**Prompt:** Give only the number of lines in the data that include the string "JSON".

Dataset entries
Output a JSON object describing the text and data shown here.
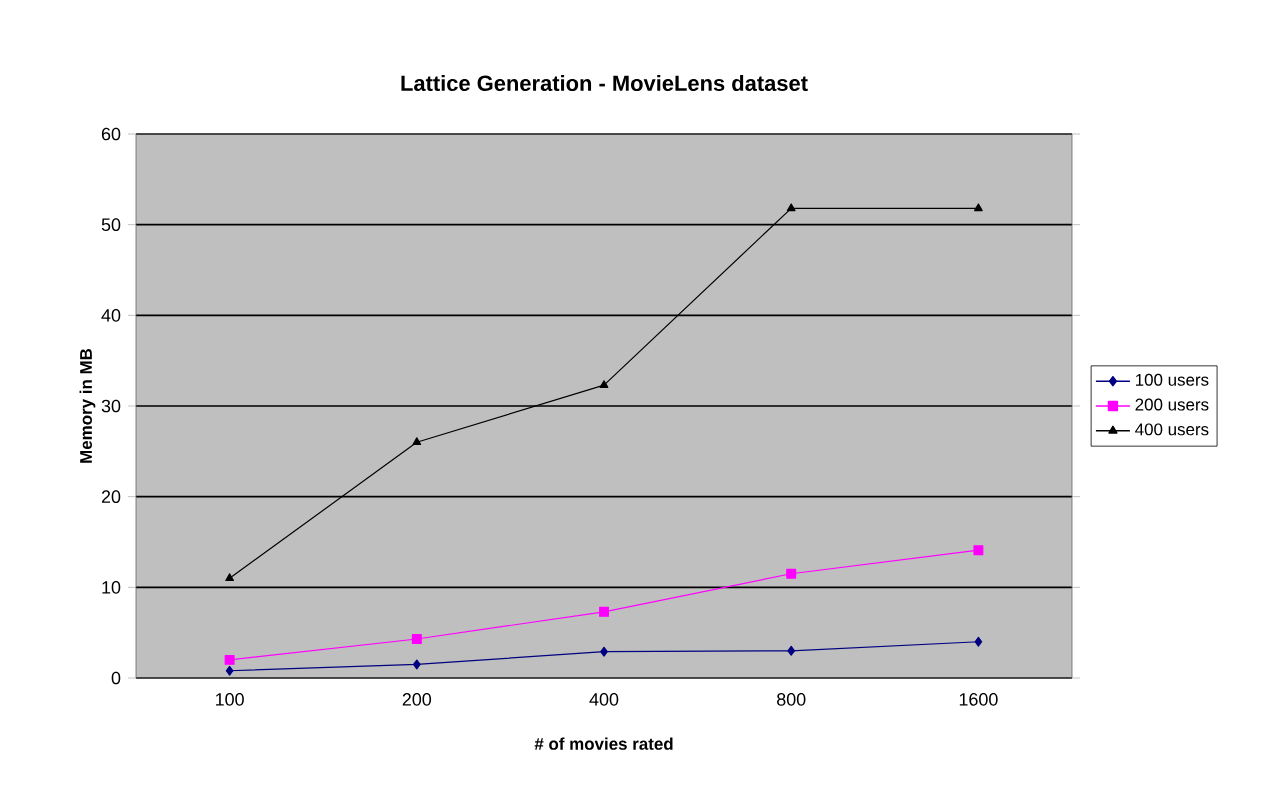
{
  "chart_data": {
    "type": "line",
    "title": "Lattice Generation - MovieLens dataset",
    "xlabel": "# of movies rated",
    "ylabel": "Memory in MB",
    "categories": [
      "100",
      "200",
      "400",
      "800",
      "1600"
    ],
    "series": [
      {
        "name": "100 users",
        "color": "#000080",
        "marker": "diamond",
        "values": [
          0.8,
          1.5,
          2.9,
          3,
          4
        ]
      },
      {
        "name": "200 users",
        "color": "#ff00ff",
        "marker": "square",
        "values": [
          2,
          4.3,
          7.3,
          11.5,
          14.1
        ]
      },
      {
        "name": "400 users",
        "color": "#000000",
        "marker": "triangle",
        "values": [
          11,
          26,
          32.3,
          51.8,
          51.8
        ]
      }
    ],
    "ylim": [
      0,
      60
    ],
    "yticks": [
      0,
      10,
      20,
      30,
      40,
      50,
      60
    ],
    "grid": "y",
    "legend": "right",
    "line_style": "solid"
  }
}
==
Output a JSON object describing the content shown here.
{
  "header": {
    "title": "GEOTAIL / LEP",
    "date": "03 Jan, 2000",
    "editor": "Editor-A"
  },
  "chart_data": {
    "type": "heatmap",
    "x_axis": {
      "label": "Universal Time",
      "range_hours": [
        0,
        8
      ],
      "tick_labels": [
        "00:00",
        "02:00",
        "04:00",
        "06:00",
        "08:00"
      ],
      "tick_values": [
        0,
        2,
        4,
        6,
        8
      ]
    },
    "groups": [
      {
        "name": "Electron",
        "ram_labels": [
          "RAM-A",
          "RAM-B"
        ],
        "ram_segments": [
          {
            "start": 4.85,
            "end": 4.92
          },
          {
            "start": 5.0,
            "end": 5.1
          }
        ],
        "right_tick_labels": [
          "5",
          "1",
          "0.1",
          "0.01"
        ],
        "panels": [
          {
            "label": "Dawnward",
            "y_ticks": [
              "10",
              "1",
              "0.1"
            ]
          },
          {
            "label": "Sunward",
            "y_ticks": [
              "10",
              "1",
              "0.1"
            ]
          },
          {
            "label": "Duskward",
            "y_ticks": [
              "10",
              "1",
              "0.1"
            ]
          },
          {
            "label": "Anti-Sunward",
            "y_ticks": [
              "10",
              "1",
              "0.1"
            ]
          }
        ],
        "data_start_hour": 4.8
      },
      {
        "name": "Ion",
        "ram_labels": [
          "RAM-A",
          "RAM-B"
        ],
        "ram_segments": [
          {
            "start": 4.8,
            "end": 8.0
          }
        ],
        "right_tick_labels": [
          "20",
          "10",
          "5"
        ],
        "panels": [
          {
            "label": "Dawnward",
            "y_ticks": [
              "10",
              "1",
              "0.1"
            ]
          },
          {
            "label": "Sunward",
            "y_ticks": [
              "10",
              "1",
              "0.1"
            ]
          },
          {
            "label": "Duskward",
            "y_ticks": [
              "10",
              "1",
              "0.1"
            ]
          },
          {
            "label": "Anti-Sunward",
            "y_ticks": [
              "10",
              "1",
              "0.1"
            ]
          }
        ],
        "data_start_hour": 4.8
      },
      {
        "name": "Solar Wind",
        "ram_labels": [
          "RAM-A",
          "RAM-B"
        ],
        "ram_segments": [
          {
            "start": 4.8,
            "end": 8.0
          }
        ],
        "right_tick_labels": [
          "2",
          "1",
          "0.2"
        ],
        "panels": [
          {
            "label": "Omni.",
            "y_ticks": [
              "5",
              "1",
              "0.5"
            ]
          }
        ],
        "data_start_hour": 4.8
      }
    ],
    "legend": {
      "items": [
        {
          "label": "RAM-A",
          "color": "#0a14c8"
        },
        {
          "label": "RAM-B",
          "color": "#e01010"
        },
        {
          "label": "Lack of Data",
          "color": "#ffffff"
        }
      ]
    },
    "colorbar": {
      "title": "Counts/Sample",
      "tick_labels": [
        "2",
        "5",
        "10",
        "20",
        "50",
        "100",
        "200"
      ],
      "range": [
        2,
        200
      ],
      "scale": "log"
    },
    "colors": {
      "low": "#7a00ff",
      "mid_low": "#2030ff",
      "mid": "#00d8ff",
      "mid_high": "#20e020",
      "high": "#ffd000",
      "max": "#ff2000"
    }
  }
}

**Task response:** 2